**WHAT THE EXERCISE ASKS**
Exclude the pictures and retype the entries as written.

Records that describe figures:
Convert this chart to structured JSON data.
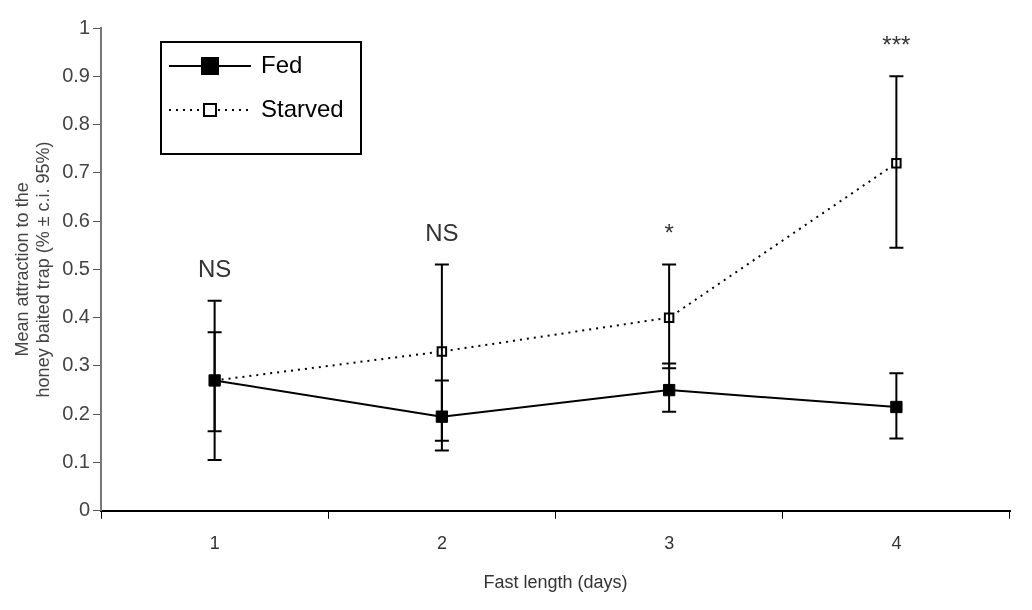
{
  "chart_data": {
    "type": "line",
    "xlabel": "Fast length (days)",
    "ylabel": "Mean attraction to the honey baited trap (% ± c.i. 95%)",
    "categories": [
      "1",
      "2",
      "3",
      "4"
    ],
    "series": [
      {
        "name": "Fed",
        "color": "#000000",
        "line_style": "solid",
        "values": [
          0.27,
          0.195,
          0.25,
          0.215
        ],
        "errors": [
          [
            0.165,
            0.37
          ],
          [
            0.145,
            0.27
          ],
          [
            0.205,
            0.305
          ],
          [
            0.15,
            0.285
          ]
        ]
      },
      {
        "name": "Starved",
        "color": "#000000",
        "line_style": "dotted",
        "values": [
          0.27,
          0.33,
          0.4,
          0.72
        ],
        "errors": [
          [
            0.105,
            0.435
          ],
          [
            0.125,
            0.51
          ],
          [
            0.295,
            0.51
          ],
          [
            0.545,
            0.9
          ]
        ]
      }
    ],
    "ylim": [
      0,
      1
    ],
    "yticks": [
      0,
      0.1,
      0.2,
      0.3,
      0.4,
      0.5,
      0.6,
      0.7,
      0.8,
      0.9,
      1
    ],
    "annotations": [
      "NS",
      "NS",
      "*",
      "***"
    ],
    "marker": "square",
    "grid": false,
    "legend": "top left"
  }
}
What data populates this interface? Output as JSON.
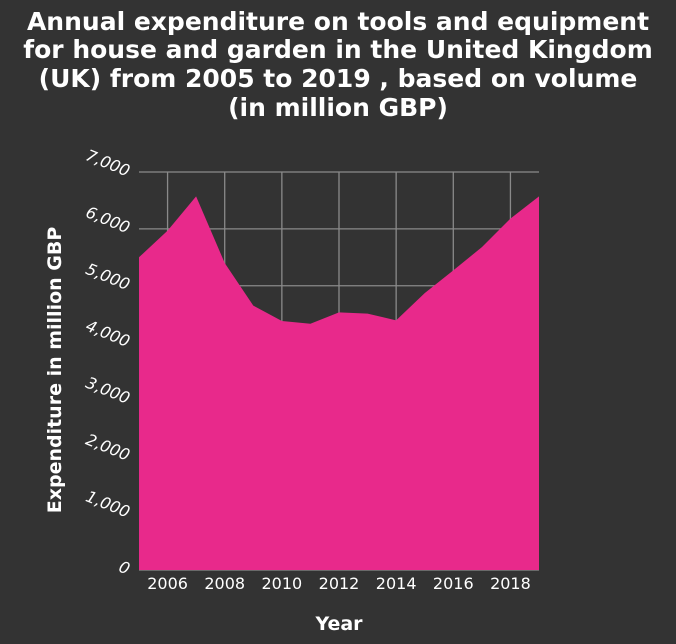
{
  "chart_data": {
    "type": "area",
    "title_lines": [
      "Annual expenditure on tools and equipment",
      "for house and garden in the United Kingdom",
      "(UK) from 2005 to 2019 , based on volume",
      "(in million GBP)"
    ],
    "xlabel": "Year",
    "ylabel": "Expenditure in million GBP",
    "x": [
      2005,
      2006,
      2007,
      2008,
      2009,
      2010,
      2011,
      2012,
      2013,
      2014,
      2015,
      2016,
      2017,
      2018,
      2019
    ],
    "y": [
      5500,
      5970,
      6570,
      5400,
      4650,
      4380,
      4330,
      4530,
      4510,
      4390,
      4870,
      5270,
      5680,
      6180,
      6570
    ],
    "xlim": [
      2005,
      2019
    ],
    "ylim": [
      0,
      7000
    ],
    "x_ticks": [
      2006,
      2008,
      2010,
      2012,
      2014,
      2016,
      2018
    ],
    "y_ticks": [
      0,
      1000,
      2000,
      3000,
      4000,
      5000,
      6000,
      7000
    ],
    "y_tick_labels": [
      "0",
      "1,000",
      "2,000",
      "3,000",
      "4,000",
      "5,000",
      "6,000",
      "7,000"
    ],
    "grid": true,
    "colors": {
      "background": "#333333",
      "area": "#e8298b",
      "grid": "#8a8a8a",
      "text": "#ffffff"
    }
  }
}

**SOLUTION TO THIS TASK**
Convert this chart to structured JSON data.
{
  "chart_data": {
    "type": "line",
    "xlabel": "Fast length (days)",
    "ylabel": "Mean attraction to the honey baited trap (% ± c.i. 95%)",
    "categories": [
      "1",
      "2",
      "3",
      "4"
    ],
    "series": [
      {
        "name": "Fed",
        "color": "#000000",
        "line_style": "solid",
        "values": [
          0.27,
          0.195,
          0.25,
          0.215
        ],
        "errors": [
          [
            0.165,
            0.37
          ],
          [
            0.145,
            0.27
          ],
          [
            0.205,
            0.305
          ],
          [
            0.15,
            0.285
          ]
        ]
      },
      {
        "name": "Starved",
        "color": "#000000",
        "line_style": "dotted",
        "values": [
          0.27,
          0.33,
          0.4,
          0.72
        ],
        "errors": [
          [
            0.105,
            0.435
          ],
          [
            0.125,
            0.51
          ],
          [
            0.295,
            0.51
          ],
          [
            0.545,
            0.9
          ]
        ]
      }
    ],
    "ylim": [
      0,
      1
    ],
    "yticks": [
      0,
      0.1,
      0.2,
      0.3,
      0.4,
      0.5,
      0.6,
      0.7,
      0.8,
      0.9,
      1
    ],
    "annotations": [
      "NS",
      "NS",
      "*",
      "***"
    ],
    "marker": "square",
    "grid": false,
    "legend": "top left"
  }
}
What data populates this interface? Output as JSON.
{
  "chart_data": {
    "type": "area",
    "title_lines": [
      "Annual expenditure on tools and equipment",
      "for house and garden in the United Kingdom",
      "(UK) from 2005 to 2019 , based on volume",
      "(in million GBP)"
    ],
    "xlabel": "Year",
    "ylabel": "Expenditure in million GBP",
    "x": [
      2005,
      2006,
      2007,
      2008,
      2009,
      2010,
      2011,
      2012,
      2013,
      2014,
      2015,
      2016,
      2017,
      2018,
      2019
    ],
    "y": [
      5500,
      5970,
      6570,
      5400,
      4650,
      4380,
      4330,
      4530,
      4510,
      4390,
      4870,
      5270,
      5680,
      6180,
      6570
    ],
    "xlim": [
      2005,
      2019
    ],
    "ylim": [
      0,
      7000
    ],
    "x_ticks": [
      2006,
      2008,
      2010,
      2012,
      2014,
      2016,
      2018
    ],
    "y_ticks": [
      0,
      1000,
      2000,
      3000,
      4000,
      5000,
      6000,
      7000
    ],
    "y_tick_labels": [
      "0",
      "1,000",
      "2,000",
      "3,000",
      "4,000",
      "5,000",
      "6,000",
      "7,000"
    ],
    "grid": true,
    "colors": {
      "background": "#333333",
      "area": "#e8298b",
      "grid": "#8a8a8a",
      "text": "#ffffff"
    }
  }
}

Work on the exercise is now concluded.